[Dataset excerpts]

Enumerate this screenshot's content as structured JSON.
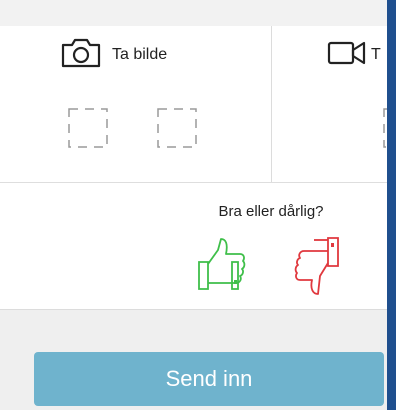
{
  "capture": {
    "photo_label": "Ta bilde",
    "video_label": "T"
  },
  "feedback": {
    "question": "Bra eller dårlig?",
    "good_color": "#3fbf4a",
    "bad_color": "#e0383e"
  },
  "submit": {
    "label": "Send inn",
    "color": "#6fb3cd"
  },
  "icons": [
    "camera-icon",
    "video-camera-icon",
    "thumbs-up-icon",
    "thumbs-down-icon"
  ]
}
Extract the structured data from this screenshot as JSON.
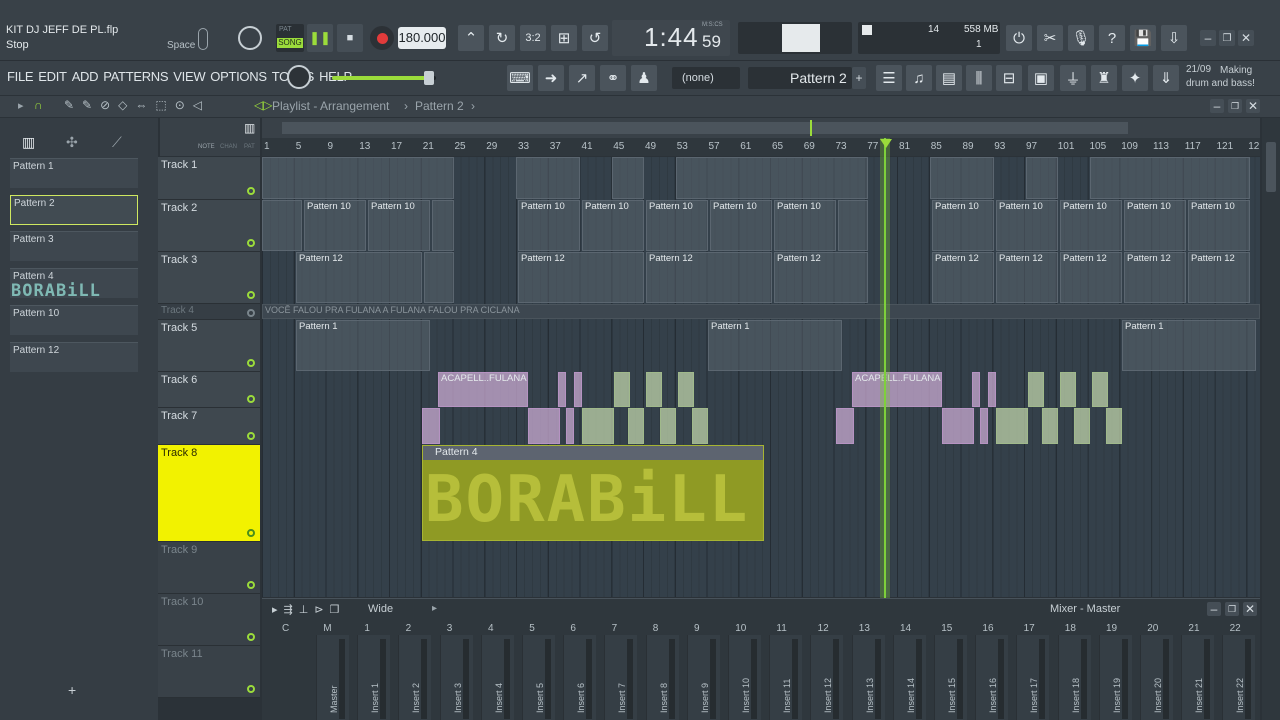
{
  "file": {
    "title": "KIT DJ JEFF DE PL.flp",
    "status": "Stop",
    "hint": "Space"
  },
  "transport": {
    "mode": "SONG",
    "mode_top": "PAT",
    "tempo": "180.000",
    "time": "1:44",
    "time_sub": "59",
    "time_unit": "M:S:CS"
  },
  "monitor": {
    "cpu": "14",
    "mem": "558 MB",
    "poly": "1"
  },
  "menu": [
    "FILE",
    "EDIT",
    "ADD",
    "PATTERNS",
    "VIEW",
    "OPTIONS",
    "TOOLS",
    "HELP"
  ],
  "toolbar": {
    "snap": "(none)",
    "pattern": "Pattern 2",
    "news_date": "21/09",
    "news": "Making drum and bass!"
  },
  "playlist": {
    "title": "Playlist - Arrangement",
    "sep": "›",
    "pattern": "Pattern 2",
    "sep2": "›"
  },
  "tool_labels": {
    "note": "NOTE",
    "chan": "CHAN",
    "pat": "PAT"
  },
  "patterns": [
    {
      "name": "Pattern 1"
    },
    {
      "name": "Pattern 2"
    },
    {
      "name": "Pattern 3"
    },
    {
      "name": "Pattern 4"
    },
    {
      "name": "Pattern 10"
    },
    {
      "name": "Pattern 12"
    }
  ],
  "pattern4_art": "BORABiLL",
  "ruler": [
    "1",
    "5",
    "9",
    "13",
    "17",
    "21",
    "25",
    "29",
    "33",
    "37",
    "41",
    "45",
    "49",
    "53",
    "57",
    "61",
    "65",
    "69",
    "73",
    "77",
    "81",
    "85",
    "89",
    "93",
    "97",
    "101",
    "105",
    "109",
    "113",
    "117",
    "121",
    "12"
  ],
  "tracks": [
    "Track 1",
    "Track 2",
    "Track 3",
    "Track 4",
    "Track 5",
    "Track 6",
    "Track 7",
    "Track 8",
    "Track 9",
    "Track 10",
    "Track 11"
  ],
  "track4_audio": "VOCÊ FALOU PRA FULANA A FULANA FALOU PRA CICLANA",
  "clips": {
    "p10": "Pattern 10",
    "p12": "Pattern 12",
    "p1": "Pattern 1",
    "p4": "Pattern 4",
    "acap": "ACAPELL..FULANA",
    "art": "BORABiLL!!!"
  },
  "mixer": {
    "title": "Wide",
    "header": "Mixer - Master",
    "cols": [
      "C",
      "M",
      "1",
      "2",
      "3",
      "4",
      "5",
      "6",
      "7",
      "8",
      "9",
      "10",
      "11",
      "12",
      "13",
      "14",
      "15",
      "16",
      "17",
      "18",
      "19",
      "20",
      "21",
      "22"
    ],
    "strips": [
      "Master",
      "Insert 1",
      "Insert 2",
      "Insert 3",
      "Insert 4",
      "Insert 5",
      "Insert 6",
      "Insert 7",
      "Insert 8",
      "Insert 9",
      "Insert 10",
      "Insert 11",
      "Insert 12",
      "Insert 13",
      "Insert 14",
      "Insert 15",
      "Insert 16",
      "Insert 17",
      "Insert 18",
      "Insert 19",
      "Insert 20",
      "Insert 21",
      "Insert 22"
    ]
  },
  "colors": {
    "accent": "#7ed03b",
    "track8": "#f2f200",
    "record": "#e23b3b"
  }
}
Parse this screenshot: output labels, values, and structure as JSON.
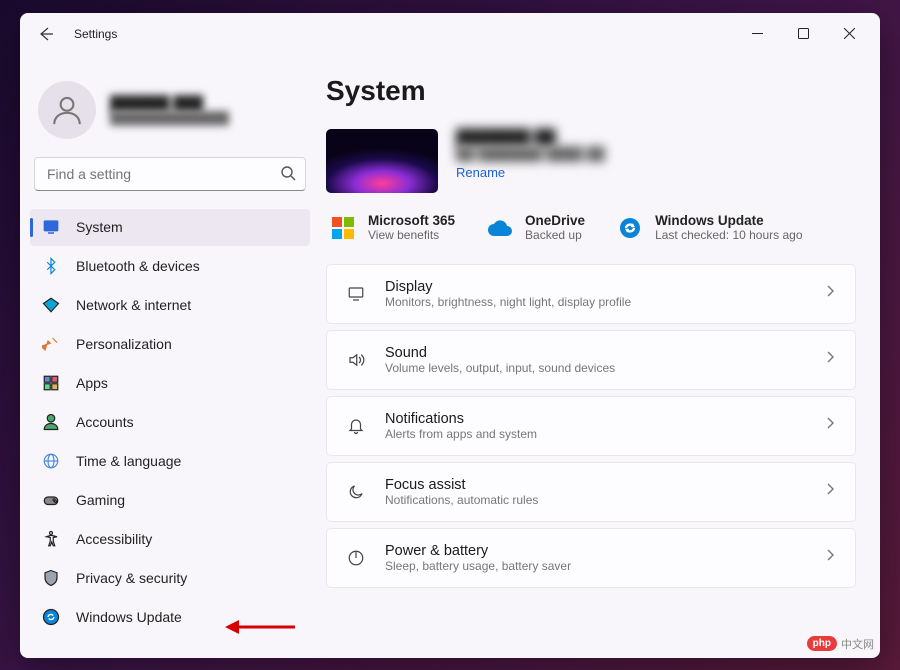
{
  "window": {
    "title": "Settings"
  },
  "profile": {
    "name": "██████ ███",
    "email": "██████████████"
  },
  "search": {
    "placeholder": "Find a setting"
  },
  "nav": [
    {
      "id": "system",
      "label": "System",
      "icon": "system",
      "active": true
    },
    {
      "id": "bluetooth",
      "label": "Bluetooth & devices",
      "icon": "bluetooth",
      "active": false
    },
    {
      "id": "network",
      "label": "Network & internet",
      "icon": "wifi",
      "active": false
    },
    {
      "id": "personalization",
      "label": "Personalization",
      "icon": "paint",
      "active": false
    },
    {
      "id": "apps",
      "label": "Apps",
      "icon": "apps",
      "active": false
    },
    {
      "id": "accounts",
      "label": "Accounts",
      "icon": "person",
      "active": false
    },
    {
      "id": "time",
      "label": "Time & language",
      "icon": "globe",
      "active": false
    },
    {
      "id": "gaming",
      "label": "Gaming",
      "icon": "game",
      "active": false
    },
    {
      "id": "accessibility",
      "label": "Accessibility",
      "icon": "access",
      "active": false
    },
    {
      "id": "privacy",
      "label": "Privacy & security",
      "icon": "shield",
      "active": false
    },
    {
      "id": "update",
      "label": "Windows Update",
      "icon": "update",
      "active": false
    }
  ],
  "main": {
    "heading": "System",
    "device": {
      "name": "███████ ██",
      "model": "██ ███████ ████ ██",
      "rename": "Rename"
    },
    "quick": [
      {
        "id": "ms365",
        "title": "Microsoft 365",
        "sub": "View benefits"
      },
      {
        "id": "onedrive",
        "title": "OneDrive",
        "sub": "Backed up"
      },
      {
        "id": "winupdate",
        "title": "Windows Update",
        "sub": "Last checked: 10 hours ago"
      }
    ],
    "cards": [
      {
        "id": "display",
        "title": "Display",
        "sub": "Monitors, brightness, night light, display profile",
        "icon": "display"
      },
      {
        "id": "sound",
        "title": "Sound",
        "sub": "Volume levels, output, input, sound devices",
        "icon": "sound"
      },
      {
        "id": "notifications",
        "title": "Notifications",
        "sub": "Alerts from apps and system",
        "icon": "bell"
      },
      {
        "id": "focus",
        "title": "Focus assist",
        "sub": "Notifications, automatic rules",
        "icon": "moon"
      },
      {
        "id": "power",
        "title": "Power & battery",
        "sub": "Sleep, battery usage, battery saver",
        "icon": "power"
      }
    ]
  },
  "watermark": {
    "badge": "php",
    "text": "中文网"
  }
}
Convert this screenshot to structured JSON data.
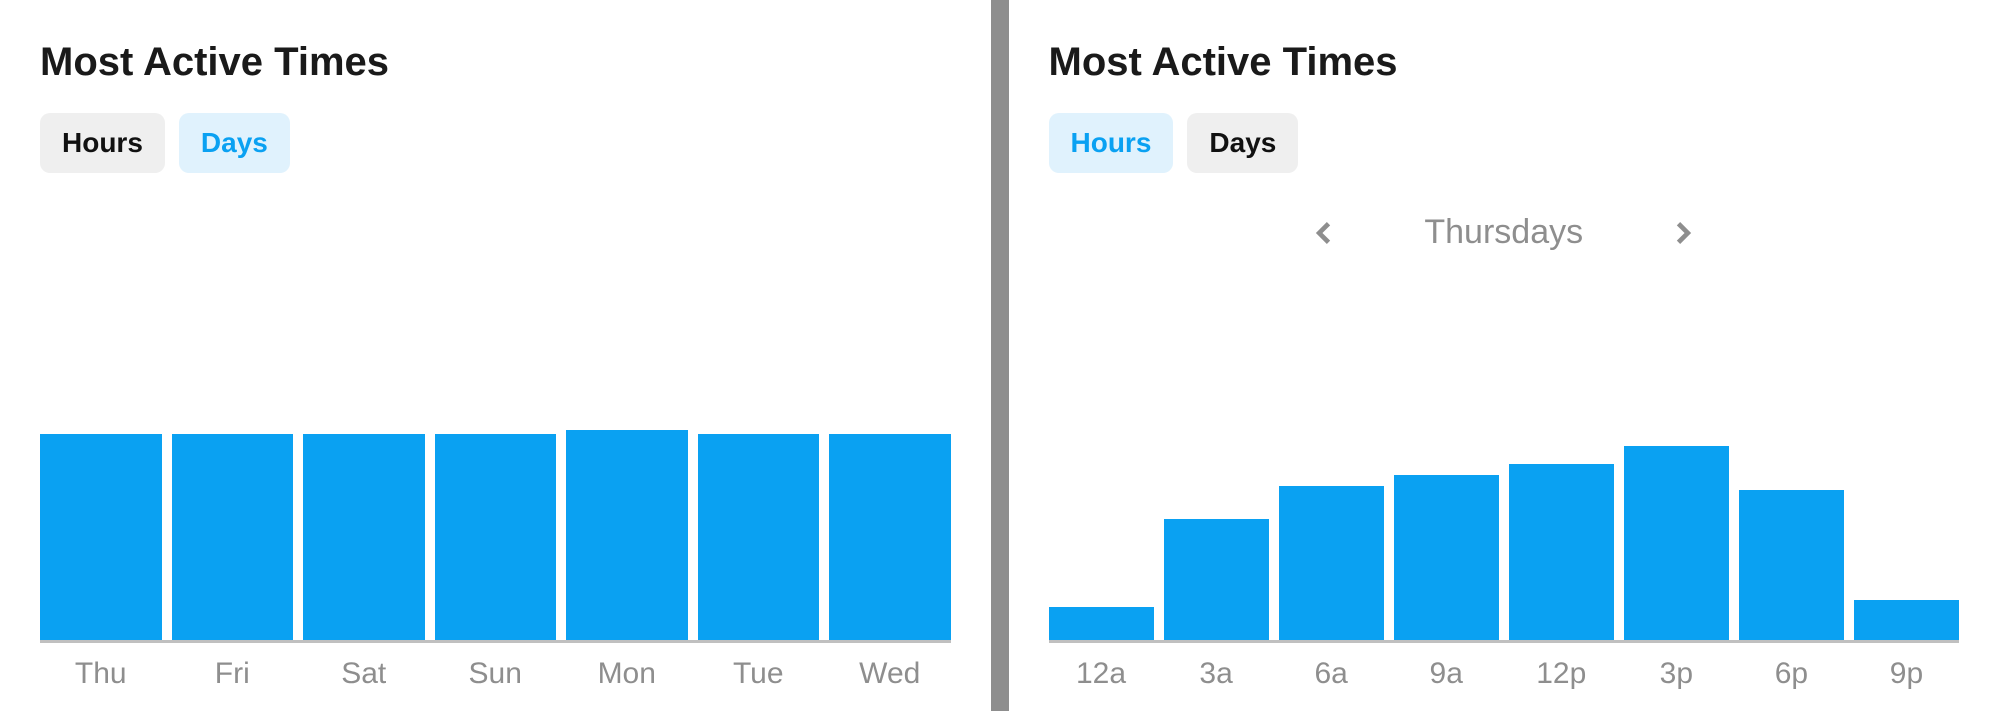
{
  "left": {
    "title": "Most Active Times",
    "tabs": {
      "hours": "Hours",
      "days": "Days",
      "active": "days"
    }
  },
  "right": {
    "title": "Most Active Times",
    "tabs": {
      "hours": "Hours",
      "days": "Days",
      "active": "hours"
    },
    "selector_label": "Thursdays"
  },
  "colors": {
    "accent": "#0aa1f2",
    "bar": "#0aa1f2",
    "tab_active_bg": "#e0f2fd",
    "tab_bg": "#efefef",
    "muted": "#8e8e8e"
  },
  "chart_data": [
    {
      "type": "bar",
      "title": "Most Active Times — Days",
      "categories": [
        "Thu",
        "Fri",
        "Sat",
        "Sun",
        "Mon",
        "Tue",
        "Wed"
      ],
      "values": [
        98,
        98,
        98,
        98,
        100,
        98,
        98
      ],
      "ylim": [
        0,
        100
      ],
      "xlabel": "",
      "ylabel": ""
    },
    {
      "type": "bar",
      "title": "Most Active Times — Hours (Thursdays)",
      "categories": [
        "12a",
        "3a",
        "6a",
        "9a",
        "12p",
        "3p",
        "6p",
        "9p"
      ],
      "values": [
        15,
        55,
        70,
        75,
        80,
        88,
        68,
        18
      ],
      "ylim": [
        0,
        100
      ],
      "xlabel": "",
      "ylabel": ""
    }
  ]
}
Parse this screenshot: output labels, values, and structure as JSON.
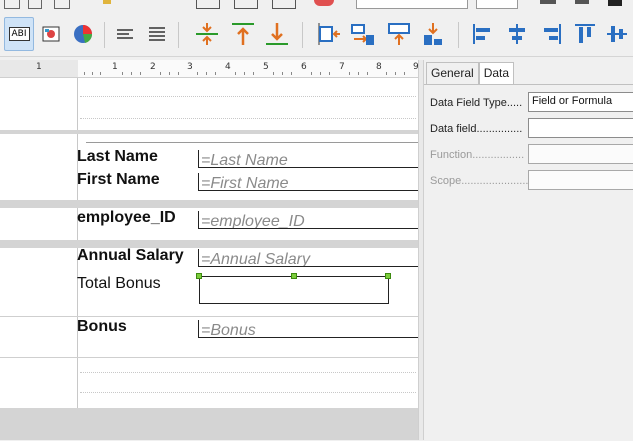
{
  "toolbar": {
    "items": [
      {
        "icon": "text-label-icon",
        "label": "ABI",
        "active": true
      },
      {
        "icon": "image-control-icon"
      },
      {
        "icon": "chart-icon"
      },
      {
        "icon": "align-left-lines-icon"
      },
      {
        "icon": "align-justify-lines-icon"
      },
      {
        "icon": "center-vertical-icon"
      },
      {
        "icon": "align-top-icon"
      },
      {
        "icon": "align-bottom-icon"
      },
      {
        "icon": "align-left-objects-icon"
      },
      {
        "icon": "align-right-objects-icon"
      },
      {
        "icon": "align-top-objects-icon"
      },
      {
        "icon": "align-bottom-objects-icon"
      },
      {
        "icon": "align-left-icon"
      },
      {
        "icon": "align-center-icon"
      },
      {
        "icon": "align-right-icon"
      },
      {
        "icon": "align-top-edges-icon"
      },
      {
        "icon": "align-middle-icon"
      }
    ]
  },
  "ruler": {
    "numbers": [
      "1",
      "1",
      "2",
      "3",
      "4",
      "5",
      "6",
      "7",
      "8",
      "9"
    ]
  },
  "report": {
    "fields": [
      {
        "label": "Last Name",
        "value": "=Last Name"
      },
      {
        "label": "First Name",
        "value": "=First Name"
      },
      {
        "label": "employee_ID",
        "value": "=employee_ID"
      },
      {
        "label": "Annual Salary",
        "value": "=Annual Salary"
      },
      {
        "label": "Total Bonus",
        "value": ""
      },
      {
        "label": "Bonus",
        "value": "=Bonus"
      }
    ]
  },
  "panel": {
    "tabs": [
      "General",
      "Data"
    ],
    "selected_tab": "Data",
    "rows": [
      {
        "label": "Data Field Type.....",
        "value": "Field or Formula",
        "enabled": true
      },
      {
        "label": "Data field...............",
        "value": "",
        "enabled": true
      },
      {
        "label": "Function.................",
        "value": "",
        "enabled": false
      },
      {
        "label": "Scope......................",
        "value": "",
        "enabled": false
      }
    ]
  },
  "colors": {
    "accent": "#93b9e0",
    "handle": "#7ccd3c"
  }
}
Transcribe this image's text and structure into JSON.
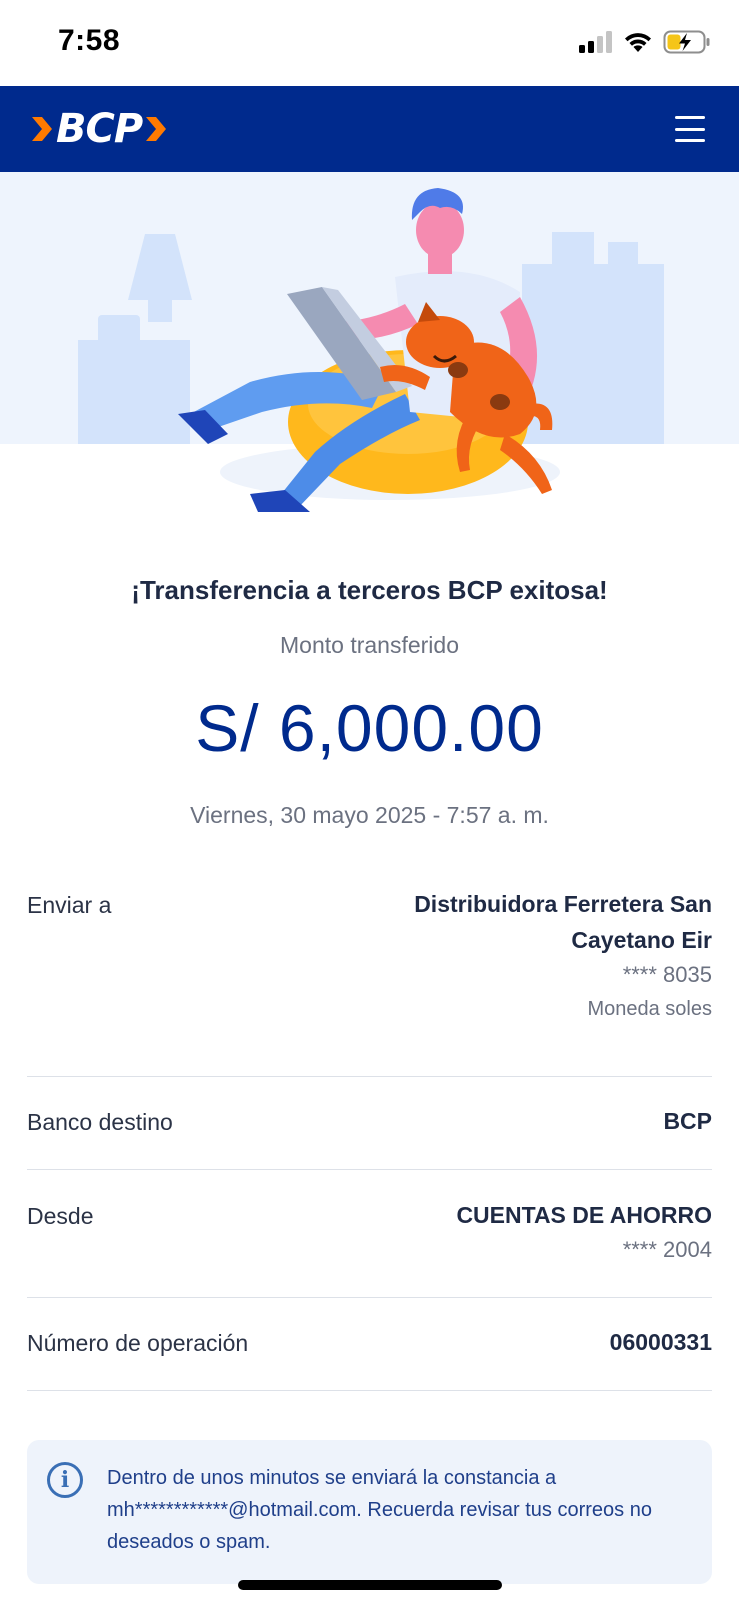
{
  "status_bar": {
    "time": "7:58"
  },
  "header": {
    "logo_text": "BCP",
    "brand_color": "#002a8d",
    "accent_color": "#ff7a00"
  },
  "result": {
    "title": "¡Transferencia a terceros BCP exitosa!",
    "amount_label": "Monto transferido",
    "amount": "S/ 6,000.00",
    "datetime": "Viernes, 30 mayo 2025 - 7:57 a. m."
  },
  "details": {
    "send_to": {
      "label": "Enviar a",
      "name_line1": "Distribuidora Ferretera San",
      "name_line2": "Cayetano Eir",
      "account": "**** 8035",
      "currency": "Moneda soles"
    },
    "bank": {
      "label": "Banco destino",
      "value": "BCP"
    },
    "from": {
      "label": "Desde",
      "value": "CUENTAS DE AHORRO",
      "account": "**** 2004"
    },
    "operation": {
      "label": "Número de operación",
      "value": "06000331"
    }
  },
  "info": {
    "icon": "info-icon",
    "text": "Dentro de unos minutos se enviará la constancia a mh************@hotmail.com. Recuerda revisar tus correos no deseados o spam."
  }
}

(Goal): Please retype, exactly and with the pictures left out, the lines from the line containing "Transcribe this image's" through the last line of the records above.

(Reply to the exercise):
Transcribe this image's text and structure into JSON.
{
  "status_bar": {
    "time": "7:58"
  },
  "header": {
    "logo_text": "BCP",
    "brand_color": "#002a8d",
    "accent_color": "#ff7a00"
  },
  "result": {
    "title": "¡Transferencia a terceros BCP exitosa!",
    "amount_label": "Monto transferido",
    "amount": "S/ 6,000.00",
    "datetime": "Viernes, 30 mayo 2025 - 7:57 a. m."
  },
  "details": {
    "send_to": {
      "label": "Enviar a",
      "name_line1": "Distribuidora Ferretera San",
      "name_line2": "Cayetano Eir",
      "account": "**** 8035",
      "currency": "Moneda soles"
    },
    "bank": {
      "label": "Banco destino",
      "value": "BCP"
    },
    "from": {
      "label": "Desde",
      "value": "CUENTAS DE AHORRO",
      "account": "**** 2004"
    },
    "operation": {
      "label": "Número de operación",
      "value": "06000331"
    }
  },
  "info": {
    "icon": "info-icon",
    "text": "Dentro de unos minutos se enviará la constancia a mh************@hotmail.com. Recuerda revisar tus correos no deseados o spam."
  }
}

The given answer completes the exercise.